#### TO DO:
Reproduce all of the data exactly.

A block of data:
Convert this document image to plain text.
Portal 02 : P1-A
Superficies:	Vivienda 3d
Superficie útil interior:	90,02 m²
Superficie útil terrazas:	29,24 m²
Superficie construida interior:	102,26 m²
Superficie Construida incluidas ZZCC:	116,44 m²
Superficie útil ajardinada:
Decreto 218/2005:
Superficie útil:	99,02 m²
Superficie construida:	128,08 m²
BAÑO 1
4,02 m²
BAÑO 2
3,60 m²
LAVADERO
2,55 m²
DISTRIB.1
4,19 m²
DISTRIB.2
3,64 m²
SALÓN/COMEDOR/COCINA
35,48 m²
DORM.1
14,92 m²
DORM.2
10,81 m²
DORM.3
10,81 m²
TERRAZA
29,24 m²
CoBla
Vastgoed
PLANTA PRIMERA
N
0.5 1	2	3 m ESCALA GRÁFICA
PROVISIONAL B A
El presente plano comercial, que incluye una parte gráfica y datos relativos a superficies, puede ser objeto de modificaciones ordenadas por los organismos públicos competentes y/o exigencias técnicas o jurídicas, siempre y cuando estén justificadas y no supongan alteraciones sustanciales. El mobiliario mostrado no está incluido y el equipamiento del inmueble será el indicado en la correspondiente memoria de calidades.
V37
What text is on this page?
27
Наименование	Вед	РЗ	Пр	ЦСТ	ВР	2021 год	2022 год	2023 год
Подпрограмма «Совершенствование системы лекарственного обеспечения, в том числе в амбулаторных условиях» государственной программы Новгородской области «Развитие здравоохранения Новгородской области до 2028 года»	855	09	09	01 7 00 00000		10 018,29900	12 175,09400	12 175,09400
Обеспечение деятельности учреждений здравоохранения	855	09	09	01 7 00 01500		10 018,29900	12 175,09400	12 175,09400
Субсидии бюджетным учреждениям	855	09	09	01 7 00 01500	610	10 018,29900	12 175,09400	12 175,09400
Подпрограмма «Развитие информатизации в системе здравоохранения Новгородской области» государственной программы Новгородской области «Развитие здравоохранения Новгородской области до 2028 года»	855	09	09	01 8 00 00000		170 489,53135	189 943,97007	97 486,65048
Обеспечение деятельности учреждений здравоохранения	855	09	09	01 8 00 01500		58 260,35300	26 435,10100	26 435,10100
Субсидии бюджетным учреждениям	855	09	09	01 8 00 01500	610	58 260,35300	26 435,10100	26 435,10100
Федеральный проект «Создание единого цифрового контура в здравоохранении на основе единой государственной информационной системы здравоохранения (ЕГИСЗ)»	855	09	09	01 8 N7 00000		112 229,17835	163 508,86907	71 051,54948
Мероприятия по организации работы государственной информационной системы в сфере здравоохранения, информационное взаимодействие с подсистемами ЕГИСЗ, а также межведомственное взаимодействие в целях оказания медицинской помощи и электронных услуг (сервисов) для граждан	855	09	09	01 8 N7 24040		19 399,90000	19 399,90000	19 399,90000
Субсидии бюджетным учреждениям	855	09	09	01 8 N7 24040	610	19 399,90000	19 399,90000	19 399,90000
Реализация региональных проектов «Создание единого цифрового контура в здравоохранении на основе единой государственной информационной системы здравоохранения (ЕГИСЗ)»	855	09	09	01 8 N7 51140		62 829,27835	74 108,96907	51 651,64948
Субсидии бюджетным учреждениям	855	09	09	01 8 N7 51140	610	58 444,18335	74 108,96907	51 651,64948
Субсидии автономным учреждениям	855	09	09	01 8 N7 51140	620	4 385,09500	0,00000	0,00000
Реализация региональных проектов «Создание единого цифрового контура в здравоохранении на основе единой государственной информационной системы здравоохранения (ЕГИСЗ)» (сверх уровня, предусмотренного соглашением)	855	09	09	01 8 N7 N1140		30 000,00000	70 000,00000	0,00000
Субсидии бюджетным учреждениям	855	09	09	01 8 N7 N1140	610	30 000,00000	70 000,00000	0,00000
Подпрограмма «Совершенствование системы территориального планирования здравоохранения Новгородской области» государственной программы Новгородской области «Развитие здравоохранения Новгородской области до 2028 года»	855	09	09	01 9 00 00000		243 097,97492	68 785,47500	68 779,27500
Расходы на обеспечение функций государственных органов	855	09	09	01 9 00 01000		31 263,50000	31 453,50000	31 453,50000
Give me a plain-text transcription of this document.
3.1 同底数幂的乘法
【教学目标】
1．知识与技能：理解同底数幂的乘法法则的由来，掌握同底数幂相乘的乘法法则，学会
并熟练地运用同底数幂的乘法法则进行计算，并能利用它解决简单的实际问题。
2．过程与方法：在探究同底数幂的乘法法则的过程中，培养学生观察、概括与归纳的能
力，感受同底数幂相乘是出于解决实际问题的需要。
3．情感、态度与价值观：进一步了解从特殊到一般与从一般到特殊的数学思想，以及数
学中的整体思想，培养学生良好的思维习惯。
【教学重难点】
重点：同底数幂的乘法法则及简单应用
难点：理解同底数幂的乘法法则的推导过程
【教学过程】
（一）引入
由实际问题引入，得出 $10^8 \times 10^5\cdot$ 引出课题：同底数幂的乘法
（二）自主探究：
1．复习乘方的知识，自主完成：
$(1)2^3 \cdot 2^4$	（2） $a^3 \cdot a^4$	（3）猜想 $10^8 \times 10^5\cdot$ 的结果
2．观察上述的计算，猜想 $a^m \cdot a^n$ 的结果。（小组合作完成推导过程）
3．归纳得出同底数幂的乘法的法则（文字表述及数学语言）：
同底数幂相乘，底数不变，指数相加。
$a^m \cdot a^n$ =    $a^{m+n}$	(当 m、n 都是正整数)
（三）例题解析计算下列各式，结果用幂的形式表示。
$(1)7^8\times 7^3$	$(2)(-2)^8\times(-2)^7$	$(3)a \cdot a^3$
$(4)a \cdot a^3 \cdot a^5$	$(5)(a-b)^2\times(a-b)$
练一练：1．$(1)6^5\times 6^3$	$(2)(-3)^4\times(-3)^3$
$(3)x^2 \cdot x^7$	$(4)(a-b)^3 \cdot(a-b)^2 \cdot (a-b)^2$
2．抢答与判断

#### FINISHED TASK:
Convert this document image to plain text.
Portal 02 : P1-A
Superficies:	Vivienda 3d
Superficie útil interior:	90,02 m²
Superficie útil terrazas:	29,24 m²
Superficie construida interior:	102,26 m²
Superficie Construida incluidas ZZCC:	116,44 m²
Superficie útil ajardinada:
Decreto 218/2005:
Superficie útil:	99,02 m²
Superficie construida:	128,08 m²
BAÑO 1
4,02 m²
BAÑO 2
3,60 m²
LAVADERO
2,55 m²
DISTRIB.1
4,19 m²
DISTRIB.2
3,64 m²
SALÓN/COMEDOR/COCINA
35,48 m²
DORM.1
14,92 m²
DORM.2
10,81 m²
DORM.3
10,81 m²
TERRAZA
29,24 m²
CoBla
Vastgoed
PLANTA PRIMERA
N
0.5 1	2	3 m ESCALA GRÁFICA
PROVISIONAL B A
El presente plano comercial, que incluye una parte gráfica y datos relativos a superficies, puede ser objeto de modificaciones ordenadas por los organismos públicos competentes y/o exigencias técnicas o jurídicas, siempre y cuando estén justificadas y no supongan alteraciones sustanciales. El mobiliario mostrado no está incluido y el equipamiento del inmueble será el indicado en la correspondiente memoria de calidades.
V37
What text is on this page?
27
Наименование	Вед	РЗ	Пр	ЦСТ	ВР	2021 год	2022 год	2023 год
Подпрограмма «Совершенствование системы лекарственного обеспечения, в том числе в амбулаторных условиях» государственной программы Новгородской области «Развитие здравоохранения Новгородской области до 2028 года»	855	09	09	01 7 00 00000		10 018,29900	12 175,09400	12 175,09400
Обеспечение деятельности учреждений здравоохранения	855	09	09	01 7 00 01500		10 018,29900	12 175,09400	12 175,09400
Субсидии бюджетным учреждениям	855	09	09	01 7 00 01500	610	10 018,29900	12 175,09400	12 175,09400
Подпрограмма «Развитие информатизации в системе здравоохранения Новгородской области» государственной программы Новгородской области «Развитие здравоохранения Новгородской области до 2028 года»	855	09	09	01 8 00 00000		170 489,53135	189 943,97007	97 486,65048
Обеспечение деятельности учреждений здравоохранения	855	09	09	01 8 00 01500		58 260,35300	26 435,10100	26 435,10100
Субсидии бюджетным учреждениям	855	09	09	01 8 00 01500	610	58 260,35300	26 435,10100	26 435,10100
Федеральный проект «Создание единого цифрового контура в здравоохранении на основе единой государственной информационной системы здравоохранения (ЕГИСЗ)»	855	09	09	01 8 N7 00000		112 229,17835	163 508,86907	71 051,54948
Мероприятия по организации работы государственной информационной системы в сфере здравоохранения, информационное взаимодействие с подсистемами ЕГИСЗ, а также межведомственное взаимодействие в целях оказания медицинской помощи и электронных услуг (сервисов) для граждан	855	09	09	01 8 N7 24040		19 399,90000	19 399,90000	19 399,90000
Субсидии бюджетным учреждениям	855	09	09	01 8 N7 24040	610	19 399,90000	19 399,90000	19 399,90000
Реализация региональных проектов «Создание единого цифрового контура в здравоохранении на основе единой государственной информационной системы здравоохранения (ЕГИСЗ)»	855	09	09	01 8 N7 51140		62 829,27835	74 108,96907	51 651,64948
Субсидии бюджетным учреждениям	855	09	09	01 8 N7 51140	610	58 444,18335	74 108,96907	51 651,64948
Субсидии автономным учреждениям	855	09	09	01 8 N7 51140	620	4 385,09500	0,00000	0,00000
Реализация региональных проектов «Создание единого цифрового контура в здравоохранении на основе единой государственной информационной системы здравоохранения (ЕГИСЗ)» (сверх уровня, предусмотренного соглашением)	855	09	09	01 8 N7 N1140		30 000,00000	70 000,00000	0,00000
Субсидии бюджетным учреждениям	855	09	09	01 8 N7 N1140	610	30 000,00000	70 000,00000	0,00000
Подпрограмма «Совершенствование системы территориального планирования здравоохранения Новгородской области» государственной программы Новгородской области «Развитие здравоохранения Новгородской области до 2028 года»	855	09	09	01 9 00 00000		243 097,97492	68 785,47500	68 779,27500
Расходы на обеспечение функций государственных органов	855	09	09	01 9 00 01000		31 263,50000	31 453,50000	31 453,50000
Give me a plain-text transcription of this document.
3.1 同底数幂的乘法
【教学目标】
1．知识与技能：理解同底数幂的乘法法则的由来，掌握同底数幂相乘的乘法法则，学会
并熟练地运用同底数幂的乘法法则进行计算，并能利用它解决简单的实际问题。
2．过程与方法：在探究同底数幂的乘法法则的过程中，培养学生观察、概括与归纳的能
力，感受同底数幂相乘是出于解决实际问题的需要。
3．情感、态度与价值观：进一步了解从特殊到一般与从一般到特殊的数学思想，以及数
学中的整体思想，培养学生良好的思维习惯。
【教学重难点】
重点：同底数幂的乘法法则及简单应用
难点：理解同底数幂的乘法法则的推导过程
【教学过程】
（一）引入
由实际问题引入，得出 $10^8 \times 10^5\cdot$ 引出课题：同底数幂的乘法
（二）自主探究：
1．复习乘方的知识，自主完成：
$(1)2^3 \cdot 2^4$	（2） $a^3 \cdot a^4$	（3）猜想 $10^8 \times 10^5\cdot$ 的结果
2．观察上述的计算，猜想 $a^m \cdot a^n$ 的结果。（小组合作完成推导过程）
3．归纳得出同底数幂的乘法的法则（文字表述及数学语言）：
同底数幂相乘，底数不变，指数相加。
$a^m \cdot a^n$ =    $a^{m+n}$	(当 m、n 都是正整数)
（三）例题解析计算下列各式，结果用幂的形式表示。
$(1)7^8\times 7^3$	$(2)(-2)^8\times(-2)^7$	$(3)a \cdot a^3$
$(4)a \cdot a^3 \cdot a^5$	$(5)(a-b)^2\times(a-b)$
练一练：1．$(1)6^5\times 6^3$	$(2)(-3)^4\times(-3)^3$
$(3)x^2 \cdot x^7$	$(4)(a-b)^3 \cdot(a-b)^2 \cdot (a-b)^2$
2．抢答与判断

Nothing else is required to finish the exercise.